Given instruction:
Would you transcribe the whole listing exactly, minus its pictures?

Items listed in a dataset

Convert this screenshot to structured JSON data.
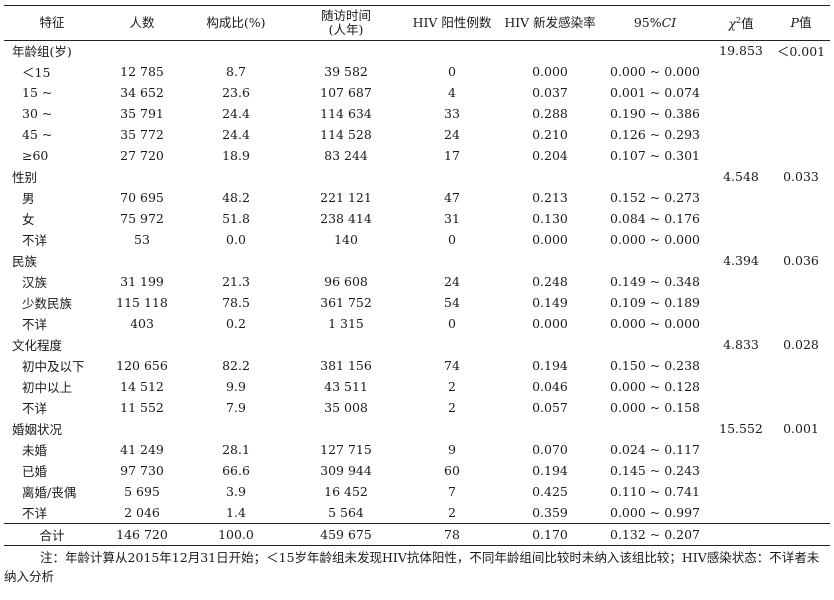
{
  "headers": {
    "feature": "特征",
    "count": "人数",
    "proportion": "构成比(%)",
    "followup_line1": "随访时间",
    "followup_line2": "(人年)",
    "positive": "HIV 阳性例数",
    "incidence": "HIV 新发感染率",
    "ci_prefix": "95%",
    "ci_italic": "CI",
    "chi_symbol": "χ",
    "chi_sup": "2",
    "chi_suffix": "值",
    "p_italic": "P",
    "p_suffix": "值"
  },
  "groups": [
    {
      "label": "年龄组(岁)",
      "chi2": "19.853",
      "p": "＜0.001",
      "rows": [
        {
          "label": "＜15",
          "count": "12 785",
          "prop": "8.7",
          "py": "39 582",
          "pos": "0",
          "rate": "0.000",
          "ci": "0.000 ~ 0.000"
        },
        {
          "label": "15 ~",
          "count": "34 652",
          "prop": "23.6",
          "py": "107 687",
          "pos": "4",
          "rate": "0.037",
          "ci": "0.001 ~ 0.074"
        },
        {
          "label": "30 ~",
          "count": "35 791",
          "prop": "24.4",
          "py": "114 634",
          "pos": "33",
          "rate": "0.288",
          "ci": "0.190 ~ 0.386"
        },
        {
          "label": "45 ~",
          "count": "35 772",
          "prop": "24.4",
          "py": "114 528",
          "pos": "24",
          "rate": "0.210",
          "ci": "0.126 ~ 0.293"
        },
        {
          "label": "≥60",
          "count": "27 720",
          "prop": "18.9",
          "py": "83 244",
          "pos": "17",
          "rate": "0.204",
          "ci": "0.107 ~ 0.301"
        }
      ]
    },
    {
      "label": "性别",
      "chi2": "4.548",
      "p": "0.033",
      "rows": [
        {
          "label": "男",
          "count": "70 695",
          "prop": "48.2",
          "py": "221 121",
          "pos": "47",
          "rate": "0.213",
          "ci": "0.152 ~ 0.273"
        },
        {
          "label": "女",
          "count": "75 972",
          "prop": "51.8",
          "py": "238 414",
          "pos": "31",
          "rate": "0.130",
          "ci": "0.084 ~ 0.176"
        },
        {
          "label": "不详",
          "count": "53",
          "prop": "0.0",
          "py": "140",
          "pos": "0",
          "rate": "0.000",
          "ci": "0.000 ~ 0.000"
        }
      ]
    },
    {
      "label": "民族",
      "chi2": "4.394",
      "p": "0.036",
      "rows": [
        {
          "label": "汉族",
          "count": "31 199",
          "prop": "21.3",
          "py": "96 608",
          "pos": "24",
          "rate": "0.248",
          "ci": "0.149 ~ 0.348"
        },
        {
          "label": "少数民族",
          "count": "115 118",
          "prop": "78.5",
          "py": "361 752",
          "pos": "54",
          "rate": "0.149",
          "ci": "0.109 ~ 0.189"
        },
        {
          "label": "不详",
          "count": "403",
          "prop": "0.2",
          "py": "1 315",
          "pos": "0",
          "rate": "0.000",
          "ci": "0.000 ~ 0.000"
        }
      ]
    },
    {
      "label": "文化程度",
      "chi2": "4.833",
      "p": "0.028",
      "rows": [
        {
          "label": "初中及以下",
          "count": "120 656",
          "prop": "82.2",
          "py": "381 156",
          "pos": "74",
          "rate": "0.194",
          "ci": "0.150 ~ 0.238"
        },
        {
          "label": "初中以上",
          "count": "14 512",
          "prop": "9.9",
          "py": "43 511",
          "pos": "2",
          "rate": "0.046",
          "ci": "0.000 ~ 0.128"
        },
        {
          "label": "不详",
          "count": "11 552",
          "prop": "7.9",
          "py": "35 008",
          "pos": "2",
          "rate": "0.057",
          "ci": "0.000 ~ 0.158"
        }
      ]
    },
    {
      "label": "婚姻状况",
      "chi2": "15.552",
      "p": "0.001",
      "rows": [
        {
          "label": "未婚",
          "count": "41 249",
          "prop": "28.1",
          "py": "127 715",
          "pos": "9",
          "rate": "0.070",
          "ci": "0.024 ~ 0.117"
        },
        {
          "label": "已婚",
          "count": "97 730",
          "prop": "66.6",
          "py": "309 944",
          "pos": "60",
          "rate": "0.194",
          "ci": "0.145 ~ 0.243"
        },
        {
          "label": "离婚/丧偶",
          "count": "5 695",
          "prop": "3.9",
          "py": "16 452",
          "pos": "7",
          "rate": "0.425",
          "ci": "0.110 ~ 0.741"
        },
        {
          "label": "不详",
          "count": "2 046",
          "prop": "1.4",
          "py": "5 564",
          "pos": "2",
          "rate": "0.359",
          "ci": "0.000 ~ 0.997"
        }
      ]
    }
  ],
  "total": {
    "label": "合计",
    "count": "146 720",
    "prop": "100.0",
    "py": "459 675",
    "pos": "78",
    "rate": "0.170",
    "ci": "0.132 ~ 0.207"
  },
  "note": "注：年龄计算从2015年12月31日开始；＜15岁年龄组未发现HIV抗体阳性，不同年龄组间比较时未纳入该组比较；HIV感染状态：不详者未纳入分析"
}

Reply:
Convert this screenshot to structured JSON data.
{
  "headers": {
    "feature": "特征",
    "count": "人数",
    "proportion": "构成比(%)",
    "followup_line1": "随访时间",
    "followup_line2": "(人年)",
    "positive": "HIV 阳性例数",
    "incidence": "HIV 新发感染率",
    "ci_prefix": "95%",
    "ci_italic": "CI",
    "chi_symbol": "χ",
    "chi_sup": "2",
    "chi_suffix": "值",
    "p_italic": "P",
    "p_suffix": "值"
  },
  "groups": [
    {
      "label": "年龄组(岁)",
      "chi2": "19.853",
      "p": "＜0.001",
      "rows": [
        {
          "label": "＜15",
          "count": "12 785",
          "prop": "8.7",
          "py": "39 582",
          "pos": "0",
          "rate": "0.000",
          "ci": "0.000 ~ 0.000"
        },
        {
          "label": "15 ~",
          "count": "34 652",
          "prop": "23.6",
          "py": "107 687",
          "pos": "4",
          "rate": "0.037",
          "ci": "0.001 ~ 0.074"
        },
        {
          "label": "30 ~",
          "count": "35 791",
          "prop": "24.4",
          "py": "114 634",
          "pos": "33",
          "rate": "0.288",
          "ci": "0.190 ~ 0.386"
        },
        {
          "label": "45 ~",
          "count": "35 772",
          "prop": "24.4",
          "py": "114 528",
          "pos": "24",
          "rate": "0.210",
          "ci": "0.126 ~ 0.293"
        },
        {
          "label": "≥60",
          "count": "27 720",
          "prop": "18.9",
          "py": "83 244",
          "pos": "17",
          "rate": "0.204",
          "ci": "0.107 ~ 0.301"
        }
      ]
    },
    {
      "label": "性别",
      "chi2": "4.548",
      "p": "0.033",
      "rows": [
        {
          "label": "男",
          "count": "70 695",
          "prop": "48.2",
          "py": "221 121",
          "pos": "47",
          "rate": "0.213",
          "ci": "0.152 ~ 0.273"
        },
        {
          "label": "女",
          "count": "75 972",
          "prop": "51.8",
          "py": "238 414",
          "pos": "31",
          "rate": "0.130",
          "ci": "0.084 ~ 0.176"
        },
        {
          "label": "不详",
          "count": "53",
          "prop": "0.0",
          "py": "140",
          "pos": "0",
          "rate": "0.000",
          "ci": "0.000 ~ 0.000"
        }
      ]
    },
    {
      "label": "民族",
      "chi2": "4.394",
      "p": "0.036",
      "rows": [
        {
          "label": "汉族",
          "count": "31 199",
          "prop": "21.3",
          "py": "96 608",
          "pos": "24",
          "rate": "0.248",
          "ci": "0.149 ~ 0.348"
        },
        {
          "label": "少数民族",
          "count": "115 118",
          "prop": "78.5",
          "py": "361 752",
          "pos": "54",
          "rate": "0.149",
          "ci": "0.109 ~ 0.189"
        },
        {
          "label": "不详",
          "count": "403",
          "prop": "0.2",
          "py": "1 315",
          "pos": "0",
          "rate": "0.000",
          "ci": "0.000 ~ 0.000"
        }
      ]
    },
    {
      "label": "文化程度",
      "chi2": "4.833",
      "p": "0.028",
      "rows": [
        {
          "label": "初中及以下",
          "count": "120 656",
          "prop": "82.2",
          "py": "381 156",
          "pos": "74",
          "rate": "0.194",
          "ci": "0.150 ~ 0.238"
        },
        {
          "label": "初中以上",
          "count": "14 512",
          "prop": "9.9",
          "py": "43 511",
          "pos": "2",
          "rate": "0.046",
          "ci": "0.000 ~ 0.128"
        },
        {
          "label": "不详",
          "count": "11 552",
          "prop": "7.9",
          "py": "35 008",
          "pos": "2",
          "rate": "0.057",
          "ci": "0.000 ~ 0.158"
        }
      ]
    },
    {
      "label": "婚姻状况",
      "chi2": "15.552",
      "p": "0.001",
      "rows": [
        {
          "label": "未婚",
          "count": "41 249",
          "prop": "28.1",
          "py": "127 715",
          "pos": "9",
          "rate": "0.070",
          "ci": "0.024 ~ 0.117"
        },
        {
          "label": "已婚",
          "count": "97 730",
          "prop": "66.6",
          "py": "309 944",
          "pos": "60",
          "rate": "0.194",
          "ci": "0.145 ~ 0.243"
        },
        {
          "label": "离婚/丧偶",
          "count": "5 695",
          "prop": "3.9",
          "py": "16 452",
          "pos": "7",
          "rate": "0.425",
          "ci": "0.110 ~ 0.741"
        },
        {
          "label": "不详",
          "count": "2 046",
          "prop": "1.4",
          "py": "5 564",
          "pos": "2",
          "rate": "0.359",
          "ci": "0.000 ~ 0.997"
        }
      ]
    }
  ],
  "total": {
    "label": "合计",
    "count": "146 720",
    "prop": "100.0",
    "py": "459 675",
    "pos": "78",
    "rate": "0.170",
    "ci": "0.132 ~ 0.207"
  },
  "note": "注：年龄计算从2015年12月31日开始；＜15岁年龄组未发现HIV抗体阳性，不同年龄组间比较时未纳入该组比较；HIV感染状态：不详者未纳入分析"
}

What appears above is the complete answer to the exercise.